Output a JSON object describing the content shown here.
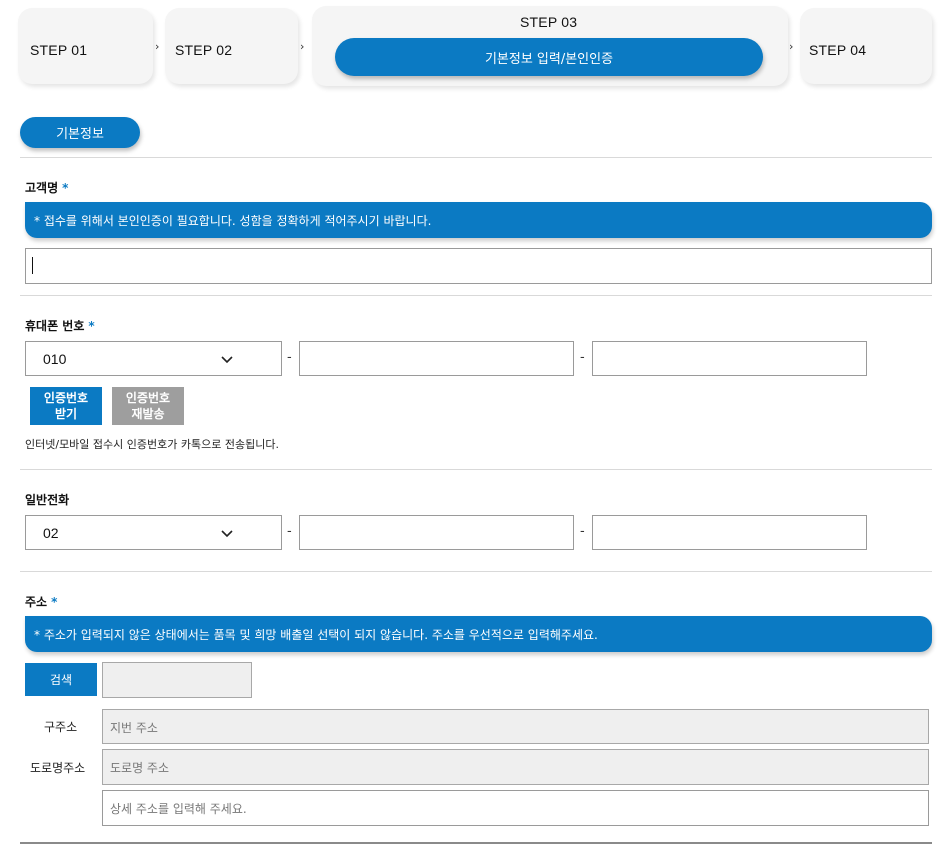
{
  "steps": {
    "step1": "STEP 01",
    "step2": "STEP 02",
    "step3": "STEP 03",
    "step3_pill": "기본정보 입력/본인인증",
    "step4": "STEP 04",
    "chevron": "›"
  },
  "section_title": "기본정보",
  "customer_name": {
    "label": "고객명",
    "required": "*",
    "notice": "* 접수를 위해서 본인인증이 필요합니다. 성함을 정확하게 적어주시기 바랍니다.",
    "value": ""
  },
  "mobile": {
    "label": "휴대폰 번호",
    "required": "*",
    "prefix_selected": "010",
    "separator": "-",
    "middle": "",
    "last": "",
    "btn_request_line1": "인증번호",
    "btn_request_line2": "받기",
    "btn_resend_line1": "인증번호",
    "btn_resend_line2": "재발송",
    "hint": "인터넷/모바일 접수시 인증번호가 카톡으로 전송됩니다."
  },
  "phone": {
    "label": "일반전화",
    "prefix_selected": "02",
    "separator": "-",
    "middle": "",
    "last": ""
  },
  "address": {
    "label": "주소",
    "required": "*",
    "notice": "* 주소가 입력되지 않은 상태에서는 품목 및 희망 배출일 선택이 되지 않습니다. 주소를 우선적으로 입력해주세요.",
    "search_button": "검색",
    "postal_code": "",
    "old_label": "구주소",
    "old_placeholder": "지번 주소",
    "road_label": "도로명주소",
    "road_placeholder": "도로명 주소",
    "detail_placeholder": "상세 주소를 입력해 주세요."
  },
  "colors": {
    "accent": "#0b7ac3",
    "disabled_button": "#9e9e9e",
    "step_card": "#f5f5f5"
  }
}
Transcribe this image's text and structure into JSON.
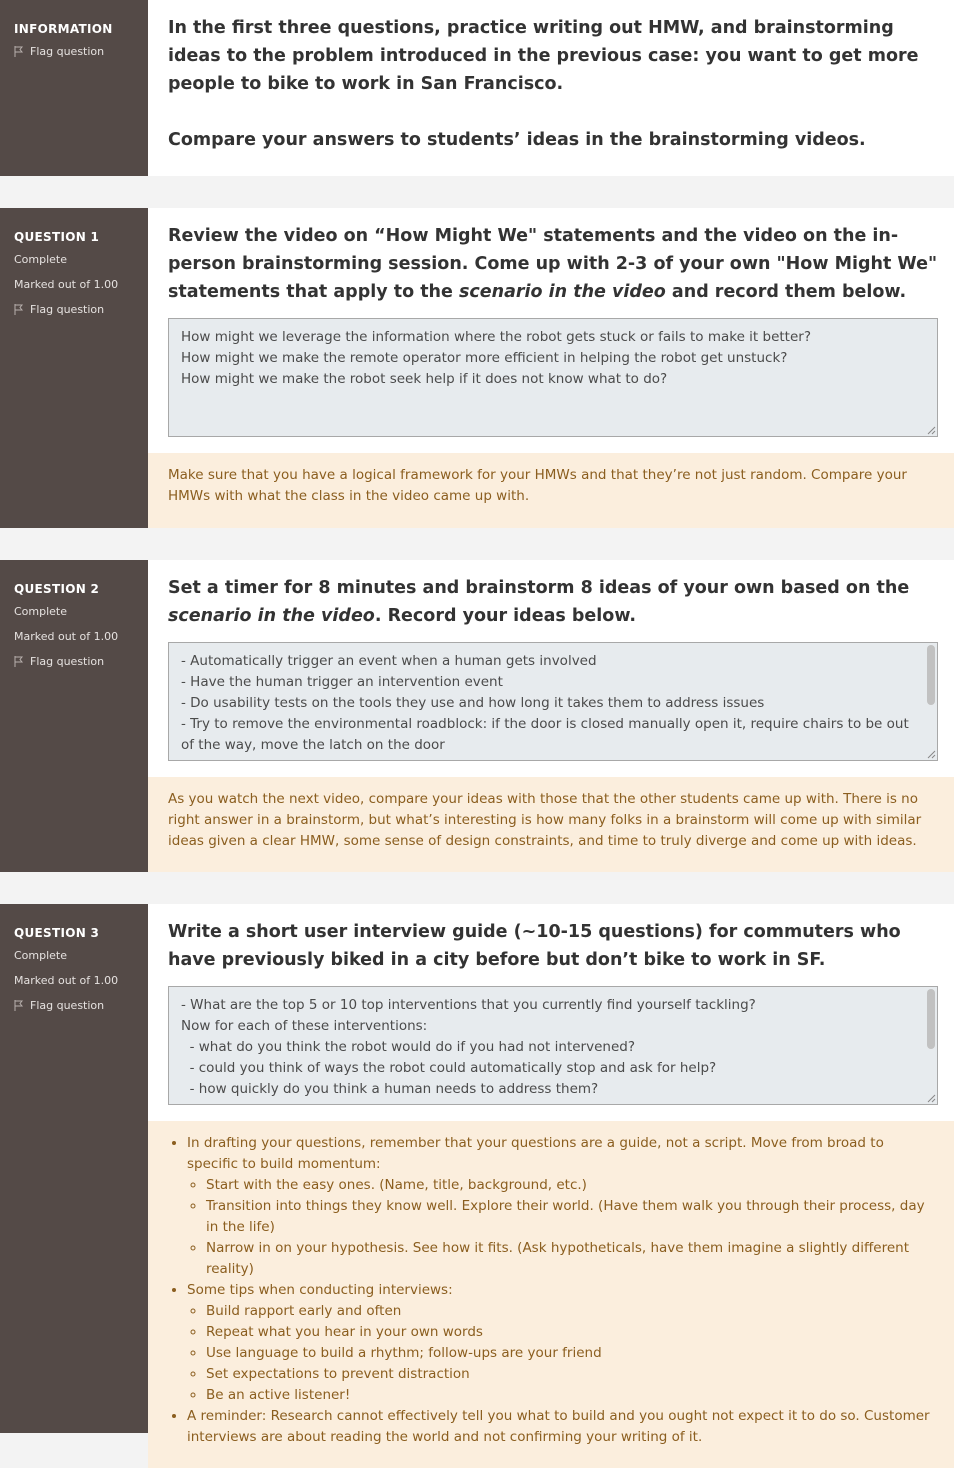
{
  "info": {
    "kind": "INFORMATION",
    "flag_label": "Flag question",
    "paragraph1": "In the first three questions, practice writing out HMW, and brainstorming ideas to the problem introduced in the previous case: you want to get more people to bike to work in San Francisco.",
    "paragraph2": "Compare your answers to students’ ideas in the brainstorming videos."
  },
  "q1": {
    "kind": "QUESTION 1",
    "status": "Complete",
    "marks": "Marked out of 1.00",
    "flag_label": "Flag question",
    "text_before": "Review the video on “How Might We\" statements and the video on the in-person brainstorming session. Come up with 2-3 of your own \"How Might We\" statements that apply to the ",
    "text_em": "scenario in the video",
    "text_after": " and record them below.",
    "answer_lines": [
      "How might we leverage the information where the robot gets stuck or fails to make it better?",
      "How might we make the remote operator more efficient in helping the robot get unstuck?",
      "How might we make the robot seek help if it does not know what to do?"
    ],
    "feedback": "Make sure that you have a logical framework for your HMWs and that they’re not just random. Compare your HMWs with what the class in the video came up with."
  },
  "q2": {
    "kind": "QUESTION 2",
    "status": "Complete",
    "marks": "Marked out of 1.00",
    "flag_label": "Flag question",
    "text_before": "Set a timer for 8 minutes and brainstorm 8 ideas of your own based on the ",
    "text_em": "scenario in the video",
    "text_after": ". Record your ideas below.",
    "answer_lines": [
      "- Automatically trigger an event when a human gets involved",
      "- Have the human trigger an intervention event",
      "- Do usability tests on the tools they use and how long it takes them to address issues",
      "- Try to remove the environmental roadblock: if the door is closed manually open it, require chairs to be out of the way, move the latch on the door"
    ],
    "feedback": "As you watch the next video, compare your ideas with those that the other students came up with. There is no right answer in a brainstorm, but what’s interesting is how many folks in a brainstorm will come up with similar ideas given a clear HMW, some sense of design constraints, and time to truly diverge and come up with ideas."
  },
  "q3": {
    "kind": "QUESTION 3",
    "status": "Complete",
    "marks": "Marked out of 1.00",
    "flag_label": "Flag question",
    "text": "Write a short user interview guide (~10-15 questions) for commuters who have previously biked in a city before but don’t bike to work in SF.",
    "answer_lines": [
      "- What are the top 5 or 10 top interventions that you currently find yourself tackling?",
      "Now for each of these interventions:",
      "  - what do you think the robot would do if you had not intervened?",
      "  - could you think of ways the robot could automatically stop and ask for help?",
      "  - how quickly do you think a human needs to address them?"
    ],
    "feedback": {
      "b1": "In drafting your questions, remember that your questions are a guide, not a script. Move from broad to specific to build momentum:",
      "b1_subs": [
        "Start with the easy ones. (Name, title, background, etc.)",
        "Transition into things they know well. Explore their world. (Have them walk you through their process, day in the life)",
        "Narrow in on your hypothesis. See how it fits. (Ask hypotheticals, have them imagine a slightly different reality)"
      ],
      "b2": "Some tips when conducting interviews:",
      "b2_subs": [
        "Build rapport early and often",
        "Repeat what you hear in your own words",
        "Use language to build a rhythm; follow-ups are your friend",
        "Set expectations to prevent distraction",
        "Be an active listener!"
      ],
      "b3": "A reminder: Research cannot effectively tell you what to build and you ought not expect it to do so. Customer interviews are about reading the world and not confirming your writing of it."
    }
  }
}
==============================
# [THE REQUEST]
Every line above should be returned word for word, with the pictures left behind.

# [EXERCISE RESULT]
Output a JSON object describing the content shown here.
{
  "steps": {
    "step1": "STEP 01",
    "step2": "STEP 02",
    "step3": "STEP 03",
    "step3_pill": "기본정보 입력/본인인증",
    "step4": "STEP 04",
    "chevron": "›"
  },
  "section_title": "기본정보",
  "customer_name": {
    "label": "고객명",
    "required": "*",
    "notice": "* 접수를 위해서 본인인증이 필요합니다. 성함을 정확하게 적어주시기 바랍니다.",
    "value": ""
  },
  "mobile": {
    "label": "휴대폰 번호",
    "required": "*",
    "prefix_selected": "010",
    "separator": "-",
    "middle": "",
    "last": "",
    "btn_request_line1": "인증번호",
    "btn_request_line2": "받기",
    "btn_resend_line1": "인증번호",
    "btn_resend_line2": "재발송",
    "hint": "인터넷/모바일 접수시 인증번호가 카톡으로 전송됩니다."
  },
  "phone": {
    "label": "일반전화",
    "prefix_selected": "02",
    "separator": "-",
    "middle": "",
    "last": ""
  },
  "address": {
    "label": "주소",
    "required": "*",
    "notice": "* 주소가 입력되지 않은 상태에서는 품목 및 희망 배출일 선택이 되지 않습니다. 주소를 우선적으로 입력해주세요.",
    "search_button": "검색",
    "postal_code": "",
    "old_label": "구주소",
    "old_placeholder": "지번 주소",
    "road_label": "도로명주소",
    "road_placeholder": "도로명 주소",
    "detail_placeholder": "상세 주소를 입력해 주세요."
  },
  "colors": {
    "accent": "#0b7ac3",
    "disabled_button": "#9e9e9e",
    "step_card": "#f5f5f5"
  }
}
Transcribe this image's text and structure into JSON.
{
  "info": {
    "kind": "INFORMATION",
    "flag_label": "Flag question",
    "paragraph1": "In the first three questions, practice writing out HMW, and brainstorming ideas to the problem introduced in the previous case: you want to get more people to bike to work in San Francisco.",
    "paragraph2": "Compare your answers to students’ ideas in the brainstorming videos."
  },
  "q1": {
    "kind": "QUESTION 1",
    "status": "Complete",
    "marks": "Marked out of 1.00",
    "flag_label": "Flag question",
    "text_before": "Review the video on “How Might We\" statements and the video on the in-person brainstorming session. Come up with 2-3 of your own \"How Might We\" statements that apply to the ",
    "text_em": "scenario in the video",
    "text_after": " and record them below.",
    "answer_lines": [
      "How might we leverage the information where the robot gets stuck or fails to make it better?",
      "How might we make the remote operator more efficient in helping the robot get unstuck?",
      "How might we make the robot seek help if it does not know what to do?"
    ],
    "feedback": "Make sure that you have a logical framework for your HMWs and that they’re not just random. Compare your HMWs with what the class in the video came up with."
  },
  "q2": {
    "kind": "QUESTION 2",
    "status": "Complete",
    "marks": "Marked out of 1.00",
    "flag_label": "Flag question",
    "text_before": "Set a timer for 8 minutes and brainstorm 8 ideas of your own based on the ",
    "text_em": "scenario in the video",
    "text_after": ". Record your ideas below.",
    "answer_lines": [
      "- Automatically trigger an event when a human gets involved",
      "- Have the human trigger an intervention event",
      "- Do usability tests on the tools they use and how long it takes them to address issues",
      "- Try to remove the environmental roadblock: if the door is closed manually open it, require chairs to be out of the way, move the latch on the door"
    ],
    "feedback": "As you watch the next video, compare your ideas with those that the other students came up with. There is no right answer in a brainstorm, but what’s interesting is how many folks in a brainstorm will come up with similar ideas given a clear HMW, some sense of design constraints, and time to truly diverge and come up with ideas."
  },
  "q3": {
    "kind": "QUESTION 3",
    "status": "Complete",
    "marks": "Marked out of 1.00",
    "flag_label": "Flag question",
    "text": "Write a short user interview guide (~10-15 questions) for commuters who have previously biked in a city before but don’t bike to work in SF.",
    "answer_lines": [
      "- What are the top 5 or 10 top interventions that you currently find yourself tackling?",
      "Now for each of these interventions:",
      "  - what do you think the robot would do if you had not intervened?",
      "  - could you think of ways the robot could automatically stop and ask for help?",
      "  - how quickly do you think a human needs to address them?"
    ],
    "feedback": {
      "b1": "In drafting your questions, remember that your questions are a guide, not a script. Move from broad to specific to build momentum:",
      "b1_subs": [
        "Start with the easy ones. (Name, title, background, etc.)",
        "Transition into things they know well. Explore their world. (Have them walk you through their process, day in the life)",
        "Narrow in on your hypothesis. See how it fits. (Ask hypotheticals, have them imagine a slightly different reality)"
      ],
      "b2": "Some tips when conducting interviews:",
      "b2_subs": [
        "Build rapport early and often",
        "Repeat what you hear in your own words",
        "Use language to build a rhythm; follow-ups are your friend",
        "Set expectations to prevent distraction",
        "Be an active listener!"
      ],
      "b3": "A reminder: Research cannot effectively tell you what to build and you ought not expect it to do so. Customer interviews are about reading the world and not confirming your writing of it."
    }
  }
}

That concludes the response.